[Dataset records]
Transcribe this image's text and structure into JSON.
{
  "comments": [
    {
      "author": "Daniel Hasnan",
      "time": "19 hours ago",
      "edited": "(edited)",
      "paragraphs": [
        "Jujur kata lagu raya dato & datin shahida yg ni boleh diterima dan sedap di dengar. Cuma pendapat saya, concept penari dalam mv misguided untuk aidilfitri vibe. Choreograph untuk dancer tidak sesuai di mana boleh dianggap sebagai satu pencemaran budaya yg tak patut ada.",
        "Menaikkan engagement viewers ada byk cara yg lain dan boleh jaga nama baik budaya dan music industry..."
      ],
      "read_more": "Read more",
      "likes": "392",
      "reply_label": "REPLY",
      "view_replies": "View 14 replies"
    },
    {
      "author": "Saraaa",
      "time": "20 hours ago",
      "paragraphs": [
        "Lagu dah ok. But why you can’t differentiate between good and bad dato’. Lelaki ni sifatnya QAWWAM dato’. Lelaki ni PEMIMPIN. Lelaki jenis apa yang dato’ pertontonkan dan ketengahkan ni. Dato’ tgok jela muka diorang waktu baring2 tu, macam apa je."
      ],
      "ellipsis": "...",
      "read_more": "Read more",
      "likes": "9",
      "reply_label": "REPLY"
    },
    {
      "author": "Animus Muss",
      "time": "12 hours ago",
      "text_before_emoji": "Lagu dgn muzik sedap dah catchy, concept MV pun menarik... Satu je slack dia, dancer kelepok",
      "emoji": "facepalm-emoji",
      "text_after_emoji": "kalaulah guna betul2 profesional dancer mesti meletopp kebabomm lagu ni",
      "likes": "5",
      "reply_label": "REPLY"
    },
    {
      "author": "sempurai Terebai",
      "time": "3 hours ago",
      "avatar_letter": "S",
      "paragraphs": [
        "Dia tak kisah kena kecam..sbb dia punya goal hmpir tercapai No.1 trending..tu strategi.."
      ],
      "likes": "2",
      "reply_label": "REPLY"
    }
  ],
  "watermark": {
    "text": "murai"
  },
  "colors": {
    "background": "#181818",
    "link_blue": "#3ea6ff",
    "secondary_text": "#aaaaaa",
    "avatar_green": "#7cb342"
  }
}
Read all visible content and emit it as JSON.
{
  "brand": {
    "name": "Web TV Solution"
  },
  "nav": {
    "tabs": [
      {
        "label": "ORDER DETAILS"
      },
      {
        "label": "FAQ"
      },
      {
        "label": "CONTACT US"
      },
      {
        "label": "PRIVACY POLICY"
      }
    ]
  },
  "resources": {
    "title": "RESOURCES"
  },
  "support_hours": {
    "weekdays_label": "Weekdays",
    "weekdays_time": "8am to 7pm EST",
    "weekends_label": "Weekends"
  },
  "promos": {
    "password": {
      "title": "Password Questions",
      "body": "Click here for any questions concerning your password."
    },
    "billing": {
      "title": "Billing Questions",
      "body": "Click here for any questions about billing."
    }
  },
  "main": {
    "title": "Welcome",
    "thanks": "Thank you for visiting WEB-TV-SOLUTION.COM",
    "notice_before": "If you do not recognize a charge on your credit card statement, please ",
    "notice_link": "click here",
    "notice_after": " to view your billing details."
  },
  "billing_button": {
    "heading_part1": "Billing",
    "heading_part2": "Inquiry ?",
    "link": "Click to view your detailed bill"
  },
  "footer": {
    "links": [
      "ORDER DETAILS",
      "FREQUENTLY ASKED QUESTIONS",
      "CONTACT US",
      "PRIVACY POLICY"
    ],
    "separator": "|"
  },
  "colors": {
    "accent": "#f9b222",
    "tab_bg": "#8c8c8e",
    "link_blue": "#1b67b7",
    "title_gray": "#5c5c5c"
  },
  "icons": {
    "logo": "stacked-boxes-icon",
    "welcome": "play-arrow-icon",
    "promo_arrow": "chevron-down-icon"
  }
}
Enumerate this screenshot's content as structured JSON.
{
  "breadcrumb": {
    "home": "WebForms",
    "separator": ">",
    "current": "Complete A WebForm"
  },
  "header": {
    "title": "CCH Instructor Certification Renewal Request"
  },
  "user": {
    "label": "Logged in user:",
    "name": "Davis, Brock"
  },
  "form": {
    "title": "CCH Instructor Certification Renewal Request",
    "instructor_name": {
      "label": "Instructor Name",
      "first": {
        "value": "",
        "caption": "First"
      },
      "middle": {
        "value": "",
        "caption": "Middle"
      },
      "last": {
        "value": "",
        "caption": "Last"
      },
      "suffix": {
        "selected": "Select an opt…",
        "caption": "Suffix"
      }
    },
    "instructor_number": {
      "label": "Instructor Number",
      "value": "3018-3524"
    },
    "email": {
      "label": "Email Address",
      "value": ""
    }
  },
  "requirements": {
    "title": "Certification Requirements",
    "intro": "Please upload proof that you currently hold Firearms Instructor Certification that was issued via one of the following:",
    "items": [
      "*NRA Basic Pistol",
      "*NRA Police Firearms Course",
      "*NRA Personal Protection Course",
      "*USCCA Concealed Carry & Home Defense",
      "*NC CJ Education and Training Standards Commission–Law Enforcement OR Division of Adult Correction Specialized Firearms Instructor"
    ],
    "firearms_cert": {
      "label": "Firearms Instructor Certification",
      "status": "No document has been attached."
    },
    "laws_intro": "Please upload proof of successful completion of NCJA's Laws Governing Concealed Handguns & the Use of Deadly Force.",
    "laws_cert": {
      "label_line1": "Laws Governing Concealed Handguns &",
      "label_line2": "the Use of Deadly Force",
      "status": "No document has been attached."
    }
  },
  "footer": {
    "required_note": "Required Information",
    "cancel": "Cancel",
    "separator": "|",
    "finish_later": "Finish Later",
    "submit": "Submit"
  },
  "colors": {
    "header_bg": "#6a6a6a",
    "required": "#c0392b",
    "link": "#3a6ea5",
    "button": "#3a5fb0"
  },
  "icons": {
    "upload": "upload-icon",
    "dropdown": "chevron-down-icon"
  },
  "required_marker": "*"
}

**REQUIREMENT**: How many of the listing's lines contain "Handguns"? Respond with a single number and nothing else.

**SOLVED PROBLEM**: 2